====== Records for this exercise

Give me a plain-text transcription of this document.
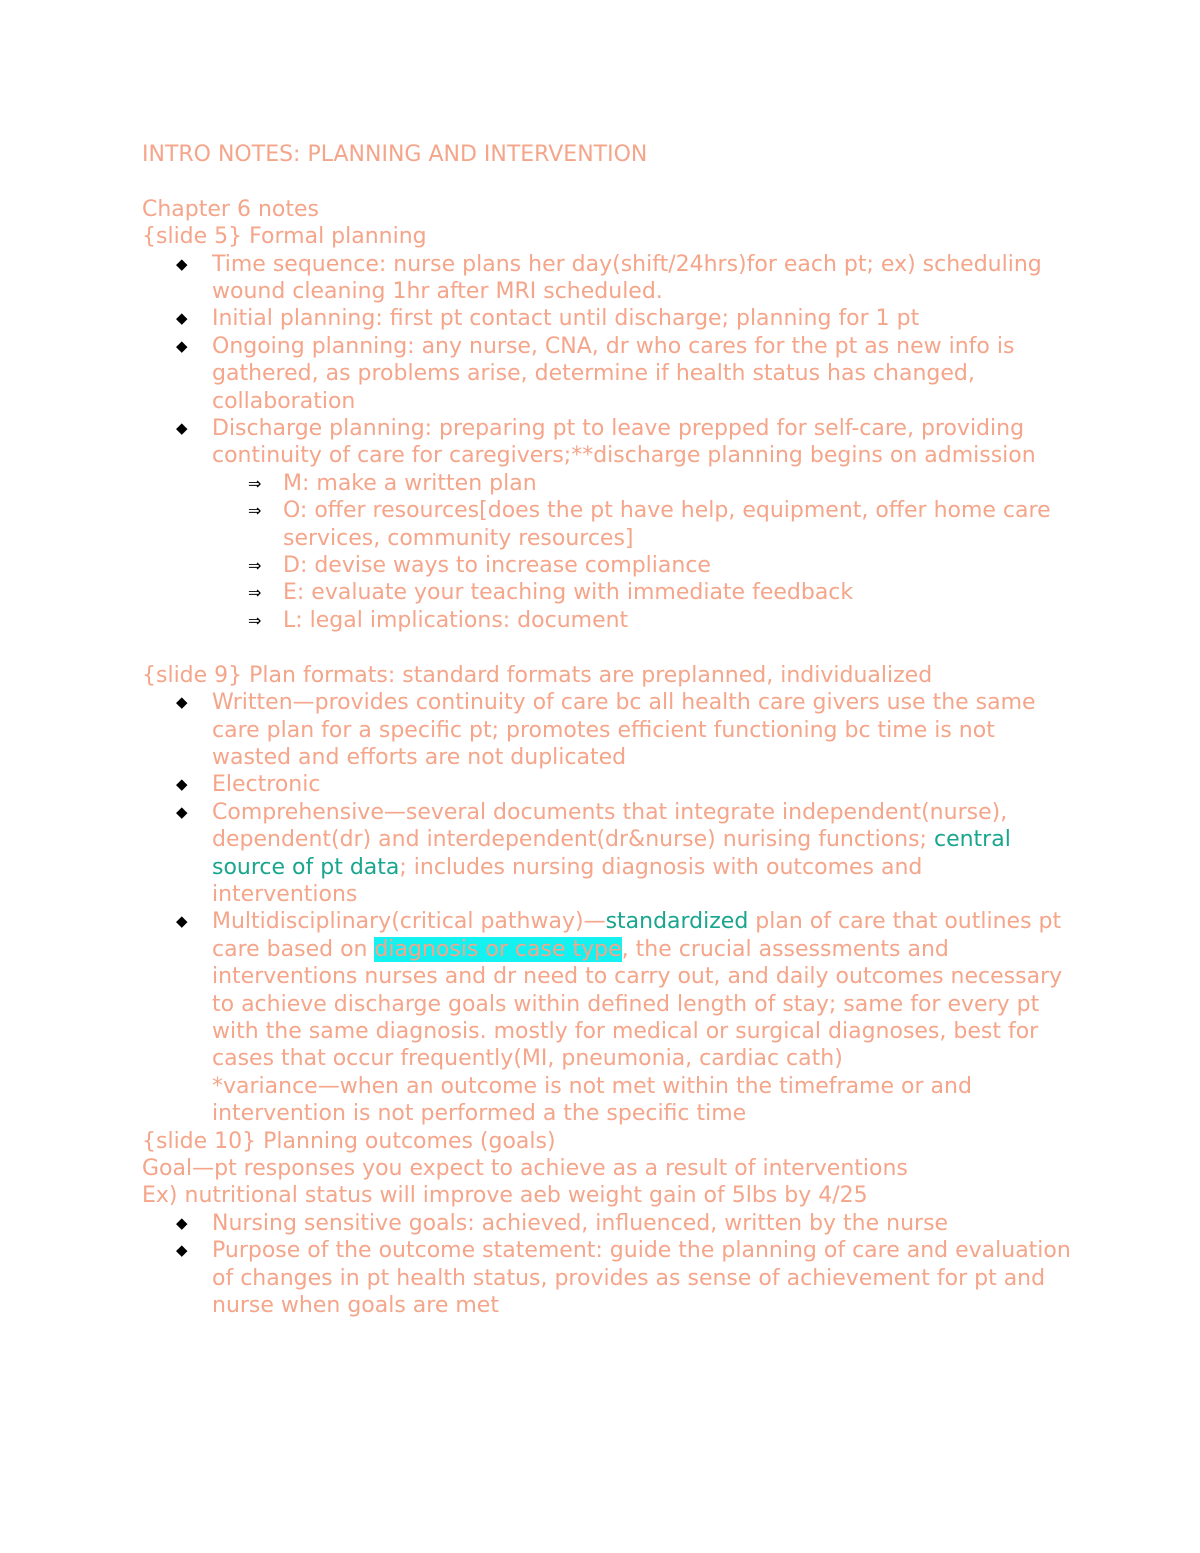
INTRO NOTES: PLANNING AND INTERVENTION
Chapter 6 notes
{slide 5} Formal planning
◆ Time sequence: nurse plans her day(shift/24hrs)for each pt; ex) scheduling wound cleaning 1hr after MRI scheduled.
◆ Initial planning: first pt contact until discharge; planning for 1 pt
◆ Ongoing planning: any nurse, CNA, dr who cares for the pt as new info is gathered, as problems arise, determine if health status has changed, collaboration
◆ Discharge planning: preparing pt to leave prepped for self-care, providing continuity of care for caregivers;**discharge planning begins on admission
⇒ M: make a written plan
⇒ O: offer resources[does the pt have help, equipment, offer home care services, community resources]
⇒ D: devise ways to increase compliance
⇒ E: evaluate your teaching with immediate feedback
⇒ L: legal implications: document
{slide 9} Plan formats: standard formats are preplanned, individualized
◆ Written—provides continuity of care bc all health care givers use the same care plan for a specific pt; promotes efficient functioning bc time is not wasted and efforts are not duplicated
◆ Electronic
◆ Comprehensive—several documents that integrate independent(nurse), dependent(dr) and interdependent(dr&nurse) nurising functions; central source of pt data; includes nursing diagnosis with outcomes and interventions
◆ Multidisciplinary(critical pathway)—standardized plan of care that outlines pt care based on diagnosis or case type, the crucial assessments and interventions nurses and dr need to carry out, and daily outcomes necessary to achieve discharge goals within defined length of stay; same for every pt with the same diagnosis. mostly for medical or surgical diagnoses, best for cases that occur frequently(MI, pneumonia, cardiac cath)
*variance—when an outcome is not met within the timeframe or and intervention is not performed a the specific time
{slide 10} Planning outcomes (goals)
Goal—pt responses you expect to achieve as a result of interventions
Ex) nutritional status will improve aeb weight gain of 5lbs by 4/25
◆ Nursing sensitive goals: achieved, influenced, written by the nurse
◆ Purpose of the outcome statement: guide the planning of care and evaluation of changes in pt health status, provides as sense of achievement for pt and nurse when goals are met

============

**Problem to work on**
Exclude the images, then output the data above word for word.

**Finished exercise**
Give me a plain-text transcription of this document.
INTRO NOTES: PLANNING AND INTERVENTION
Chapter 6 notes
{slide 5} Formal planning
◆ Time sequence: nurse plans her day(shift/24hrs)for each pt; ex) scheduling wound cleaning 1hr after MRI scheduled.
◆ Initial planning: first pt contact until discharge; planning for 1 pt
◆ Ongoing planning: any nurse, CNA, dr who cares for the pt as new info is gathered, as problems arise, determine if health status has changed, collaboration
◆ Discharge planning: preparing pt to leave prepped for self-care, providing continuity of care for caregivers;**discharge planning begins on admission
⇒ M: make a written plan
⇒ O: offer resources[does the pt have help, equipment, offer home care services, community resources]
⇒ D: devise ways to increase compliance
⇒ E: evaluate your teaching with immediate feedback
⇒ L: legal implications: document
{slide 9} Plan formats: standard formats are preplanned, individualized
◆ Written—provides continuity of care bc all health care givers use the same care plan for a specific pt; promotes efficient functioning bc time is not wasted and efforts are not duplicated
◆ Electronic
◆ Comprehensive—several documents that integrate independent(nurse), dependent(dr) and interdependent(dr&nurse) nurising functions; central source of pt data; includes nursing diagnosis with outcomes and interventions
◆ Multidisciplinary(critical pathway)—standardized plan of care that outlines pt care based on diagnosis or case type, the crucial assessments and interventions nurses and dr need to carry out, and daily outcomes necessary to achieve discharge goals within defined length of stay; same for every pt with the same diagnosis. mostly for medical or surgical diagnoses, best for cases that occur frequently(MI, pneumonia, cardiac cath)
*variance—when an outcome is not met within the timeframe or and intervention is not performed a the specific time
{slide 10} Planning outcomes (goals)
Goal—pt responses you expect to achieve as a result of interventions
Ex) nutritional status will improve aeb weight gain of 5lbs by 4/25
◆ Nursing sensitive goals: achieved, influenced, written by the nurse
◆ Purpose of the outcome statement: guide the planning of care and evaluation of changes in pt health status, provides as sense of achievement for pt and nurse when goals are met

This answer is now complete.